[Opening Excerpted data section]

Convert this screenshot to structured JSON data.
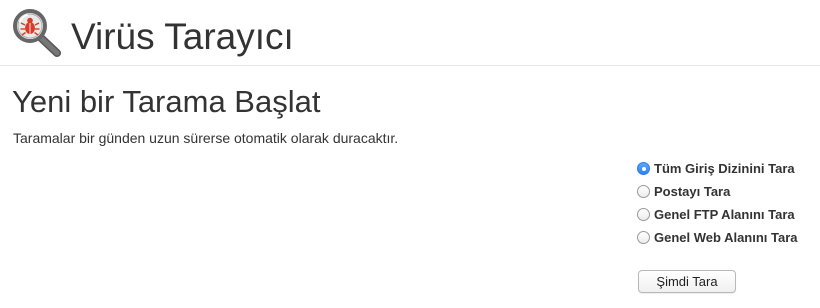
{
  "header": {
    "title": "Virüs Tarayıcı",
    "icon": "virus-scanner-magnifier-icon"
  },
  "scan": {
    "title": "Yeni bir Tarama Başlat",
    "description": "Taramalar bir günden uzun sürerse otomatik olarak duracaktır.",
    "options": [
      {
        "label": "Tüm Giriş Dizinini Tara",
        "selected": true
      },
      {
        "label": "Postayı Tara",
        "selected": false
      },
      {
        "label": "Genel FTP Alanını Tara",
        "selected": false
      },
      {
        "label": "Genel Web Alanını Tara",
        "selected": false
      }
    ],
    "button_label": "Şimdi Tara"
  },
  "colors": {
    "radio_selected": "#2f82ee",
    "bug_icon": "#d93b2b",
    "text": "#333333"
  }
}
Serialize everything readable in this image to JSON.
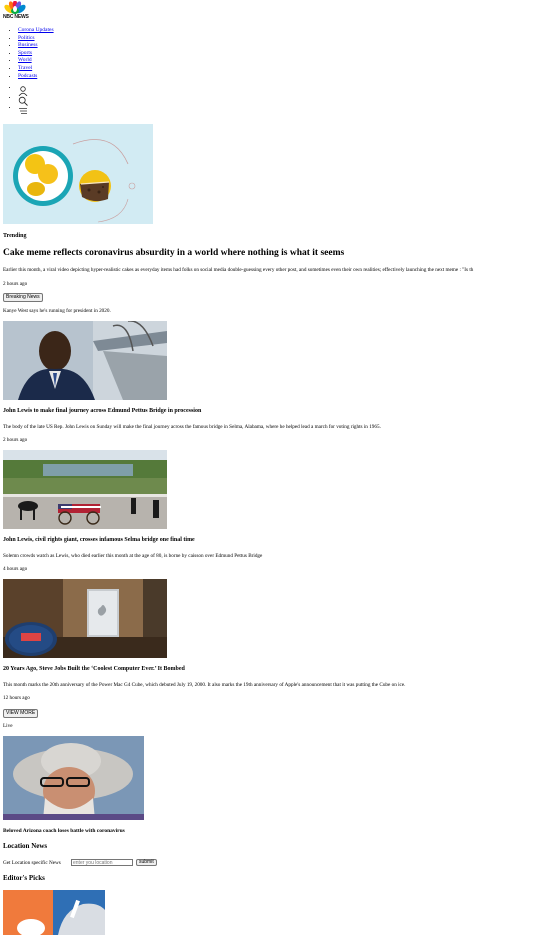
{
  "brand": {
    "wordmark": "NBC NEWS"
  },
  "nav": [
    {
      "label": "Corona Updates"
    },
    {
      "label": "Politics"
    },
    {
      "label": "Business"
    },
    {
      "label": "Sports"
    },
    {
      "label": "World"
    },
    {
      "label": "Travel"
    },
    {
      "label": "Podcasts"
    }
  ],
  "header_icons": [
    "user-icon",
    "search-icon",
    "menu-icon"
  ],
  "trending": {
    "label": "Trending",
    "headline": "Cake meme reflects coronavirus absurdity in a world where nothing is what it seems",
    "summary": "Earlier this month, a viral video depicting hyper-realistic cakes as everyday items had folks on social media double-guessing every other post, and sometimes even their own realities; effectively launching the next meme : \"Is th",
    "time": "2 hours ago"
  },
  "breaking": {
    "button": "Breaking News",
    "text": "Kanye West says he's running for president in 2020."
  },
  "stories": [
    {
      "title": "John Lewis to make final journey across Edmund Pettus Bridge in procession",
      "summary": "The body of the late US Rep. John Lewis on Sunday will make the final journey across the famous bridge in Selma, Alabama, where he helped lead a march for voting rights in 1965.",
      "time": "2 hours ago"
    },
    {
      "title": "John Lewis, civil rights giant, crosses infamous Selma bridge one final time",
      "summary": "Solemn crowds watch as Lewis, who died earlier this month at the age of 80, is borne by caisson over Edmund Pettus Bridge",
      "time": "4 hours ago"
    },
    {
      "title": "20 Years Ago, Steve Jobs Built the ‘Coolest Computer Ever.’ It Bombed",
      "summary": "This month marks the 20th anniversary of the Power Mac G4 Cube, which debuted July 19, 2000. It also marks the 19th anniversary of Apple's announcement that it was putting the Cube on ice.",
      "time": "12 hours ago"
    }
  ],
  "view_more": "VIEW MORE",
  "live": {
    "label": "Live",
    "caption": "Beloved Arizona coach loses battle with coronavirus"
  },
  "location": {
    "heading": "Location News",
    "label": "Get Location specific News",
    "placeholder": "enter you location",
    "submit": "submit"
  },
  "editors_picks": {
    "heading": "Editor's Picks"
  }
}
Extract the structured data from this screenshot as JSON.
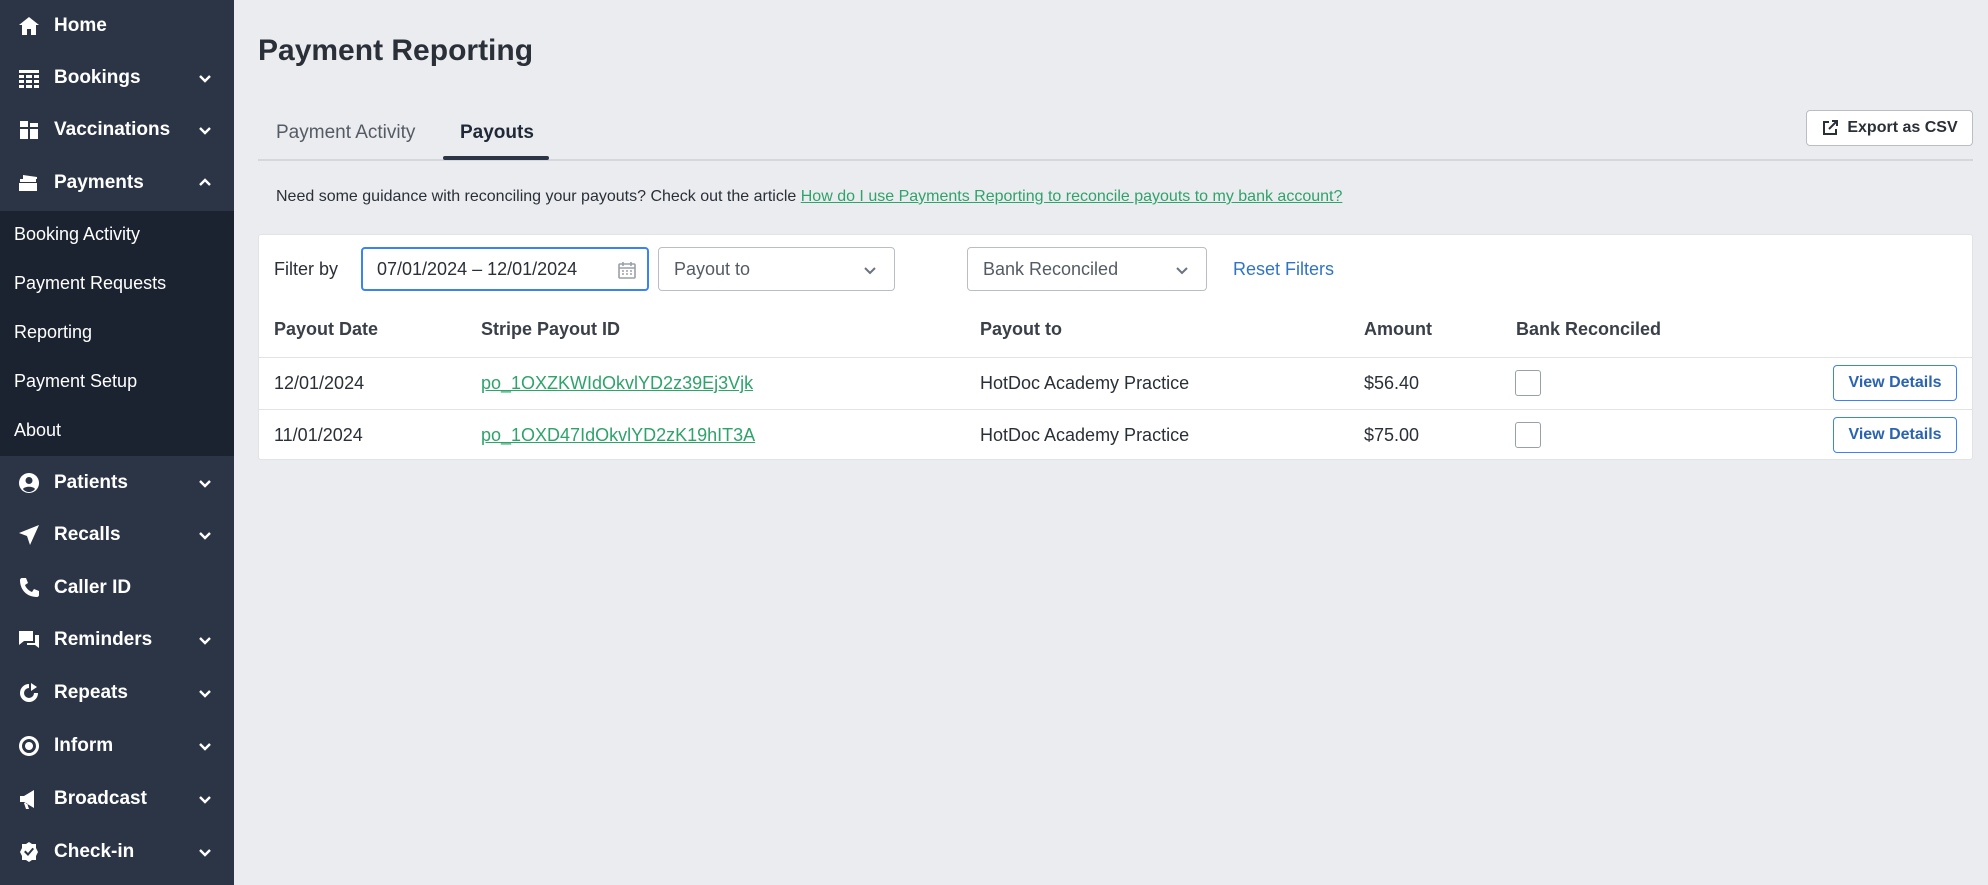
{
  "sidebar": {
    "items": [
      {
        "label": "Home",
        "icon": "home-icon"
      },
      {
        "label": "Bookings",
        "icon": "calendar-grid-icon"
      },
      {
        "label": "Vaccinations",
        "icon": "vaccine-icon"
      },
      {
        "label": "Payments",
        "icon": "card-icon"
      },
      {
        "label": "Patients",
        "icon": "person-icon"
      },
      {
        "label": "Recalls",
        "icon": "paper-plane-icon"
      },
      {
        "label": "Caller ID",
        "icon": "phone-icon"
      },
      {
        "label": "Reminders",
        "icon": "chat-icon"
      },
      {
        "label": "Repeats",
        "icon": "repeat-icon"
      },
      {
        "label": "Inform",
        "icon": "target-icon"
      },
      {
        "label": "Broadcast",
        "icon": "megaphone-icon"
      },
      {
        "label": "Check-in",
        "icon": "check-badge-icon"
      }
    ],
    "payments_subitems": [
      "Booking Activity",
      "Payment Requests",
      "Reporting",
      "Payment Setup",
      "About"
    ]
  },
  "main": {
    "title": "Payment Reporting",
    "tabs": [
      {
        "label": "Payment Activity",
        "active": false
      },
      {
        "label": "Payouts",
        "active": true
      }
    ],
    "export_label": "Export as CSV",
    "guidance_text": "Need some guidance with reconciling your payouts? Check out the article ",
    "guidance_link": "How do I use Payments Reporting to reconcile payouts to my bank account?",
    "filters": {
      "label": "Filter by",
      "date_range": "07/01/2024 – 12/01/2024",
      "payout_to_placeholder": "Payout to",
      "bank_reconciled_placeholder": "Bank Reconciled",
      "reset_label": "Reset Filters"
    },
    "table": {
      "headers": [
        "Payout Date",
        "Stripe Payout ID",
        "Payout to",
        "Amount",
        "Bank Reconciled"
      ],
      "rows": [
        {
          "date": "12/01/2024",
          "payout_id": "po_1OXZKWIdOkvlYD2z39Ej3Vjk",
          "payout_to": "HotDoc Academy Practice",
          "amount": "$56.40",
          "reconciled": false,
          "action": "View Details"
        },
        {
          "date": "11/01/2024",
          "payout_id": "po_1OXD47IdOkvlYD2zK19hIT3A",
          "payout_to": "HotDoc Academy Practice",
          "amount": "$75.00",
          "reconciled": false,
          "action": "View Details"
        }
      ]
    }
  },
  "colors": {
    "sidebar_bg": "#2b3546",
    "subnav_bg": "#1b2331",
    "page_bg": "#ebecef",
    "link_green": "#2ea36a",
    "link_blue": "#3174c5",
    "focus_blue": "#3b82f6"
  }
}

[Closing Excerpted data section]

What this task involves >> Copy each line of the listing above that contains the word "screenshot".

Worked solution >>
Convert this screenshot to structured JSON data.
Extract the structured data from this screenshot as JSON.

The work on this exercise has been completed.